Goal of the exercise
Copy out each line below that has the word "this" in it.

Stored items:
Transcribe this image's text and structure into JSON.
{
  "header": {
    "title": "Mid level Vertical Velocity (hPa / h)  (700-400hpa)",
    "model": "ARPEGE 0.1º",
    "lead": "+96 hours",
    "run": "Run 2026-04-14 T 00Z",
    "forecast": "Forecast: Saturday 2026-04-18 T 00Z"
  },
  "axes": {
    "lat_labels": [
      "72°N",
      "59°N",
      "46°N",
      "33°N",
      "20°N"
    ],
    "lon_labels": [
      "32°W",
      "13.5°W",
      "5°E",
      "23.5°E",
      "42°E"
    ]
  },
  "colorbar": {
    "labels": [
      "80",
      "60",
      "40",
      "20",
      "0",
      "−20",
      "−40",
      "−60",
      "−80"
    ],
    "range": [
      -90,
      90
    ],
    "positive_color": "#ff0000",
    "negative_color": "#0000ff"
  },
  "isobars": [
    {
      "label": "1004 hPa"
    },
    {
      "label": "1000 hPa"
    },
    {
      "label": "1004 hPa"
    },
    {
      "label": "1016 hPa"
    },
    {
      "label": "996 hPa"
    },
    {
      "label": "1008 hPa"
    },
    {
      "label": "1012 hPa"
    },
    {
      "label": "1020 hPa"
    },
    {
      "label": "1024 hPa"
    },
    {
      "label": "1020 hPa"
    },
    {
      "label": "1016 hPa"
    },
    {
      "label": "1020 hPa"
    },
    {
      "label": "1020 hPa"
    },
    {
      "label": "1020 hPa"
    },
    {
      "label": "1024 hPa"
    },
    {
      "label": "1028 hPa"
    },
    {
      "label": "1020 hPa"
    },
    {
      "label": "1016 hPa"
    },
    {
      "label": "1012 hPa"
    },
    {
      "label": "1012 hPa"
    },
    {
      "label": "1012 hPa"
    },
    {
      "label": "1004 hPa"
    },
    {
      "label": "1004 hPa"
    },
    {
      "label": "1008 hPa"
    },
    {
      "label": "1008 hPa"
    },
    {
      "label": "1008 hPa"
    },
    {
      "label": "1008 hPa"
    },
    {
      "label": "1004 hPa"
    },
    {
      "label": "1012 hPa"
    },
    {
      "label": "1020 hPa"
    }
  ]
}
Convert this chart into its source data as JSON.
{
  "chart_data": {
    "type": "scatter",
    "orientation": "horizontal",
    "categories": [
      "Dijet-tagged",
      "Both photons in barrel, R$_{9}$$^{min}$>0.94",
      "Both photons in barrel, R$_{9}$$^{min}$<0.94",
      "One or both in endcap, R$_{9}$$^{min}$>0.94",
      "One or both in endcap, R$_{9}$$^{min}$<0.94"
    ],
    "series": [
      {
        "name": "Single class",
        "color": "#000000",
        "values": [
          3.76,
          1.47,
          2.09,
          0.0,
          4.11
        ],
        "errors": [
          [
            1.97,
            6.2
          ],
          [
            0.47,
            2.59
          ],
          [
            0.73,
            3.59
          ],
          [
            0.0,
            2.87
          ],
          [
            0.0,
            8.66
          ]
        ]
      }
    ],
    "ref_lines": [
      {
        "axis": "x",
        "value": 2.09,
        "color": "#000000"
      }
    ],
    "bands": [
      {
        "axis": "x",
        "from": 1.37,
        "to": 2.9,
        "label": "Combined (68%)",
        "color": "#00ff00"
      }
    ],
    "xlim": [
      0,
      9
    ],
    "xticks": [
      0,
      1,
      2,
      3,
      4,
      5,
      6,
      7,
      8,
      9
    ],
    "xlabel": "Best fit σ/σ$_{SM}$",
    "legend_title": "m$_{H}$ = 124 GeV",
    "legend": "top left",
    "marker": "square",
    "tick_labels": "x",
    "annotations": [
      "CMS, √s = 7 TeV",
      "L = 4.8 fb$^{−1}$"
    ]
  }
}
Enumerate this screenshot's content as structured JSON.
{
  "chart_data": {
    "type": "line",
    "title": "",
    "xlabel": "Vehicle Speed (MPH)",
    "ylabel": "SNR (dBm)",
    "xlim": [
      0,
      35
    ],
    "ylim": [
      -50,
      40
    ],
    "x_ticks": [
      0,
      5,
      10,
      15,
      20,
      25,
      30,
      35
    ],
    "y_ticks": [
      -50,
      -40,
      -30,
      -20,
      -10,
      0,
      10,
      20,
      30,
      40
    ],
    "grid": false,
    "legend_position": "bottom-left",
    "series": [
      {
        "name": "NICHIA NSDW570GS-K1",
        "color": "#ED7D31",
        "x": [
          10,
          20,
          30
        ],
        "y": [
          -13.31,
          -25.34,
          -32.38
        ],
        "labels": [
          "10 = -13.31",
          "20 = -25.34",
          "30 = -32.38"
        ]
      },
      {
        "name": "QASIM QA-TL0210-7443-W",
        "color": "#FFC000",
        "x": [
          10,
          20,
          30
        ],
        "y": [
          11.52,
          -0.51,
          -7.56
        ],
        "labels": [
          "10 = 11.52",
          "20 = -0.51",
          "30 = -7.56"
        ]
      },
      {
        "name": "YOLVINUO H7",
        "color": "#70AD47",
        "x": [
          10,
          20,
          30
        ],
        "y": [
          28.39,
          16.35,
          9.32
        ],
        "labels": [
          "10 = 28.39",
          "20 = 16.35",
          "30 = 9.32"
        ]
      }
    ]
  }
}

Full answer
Transcribe this image's text and structure into JSON.
Convert this chart into its source data as JSON.
Enumerate this screenshot's content as structured JSON.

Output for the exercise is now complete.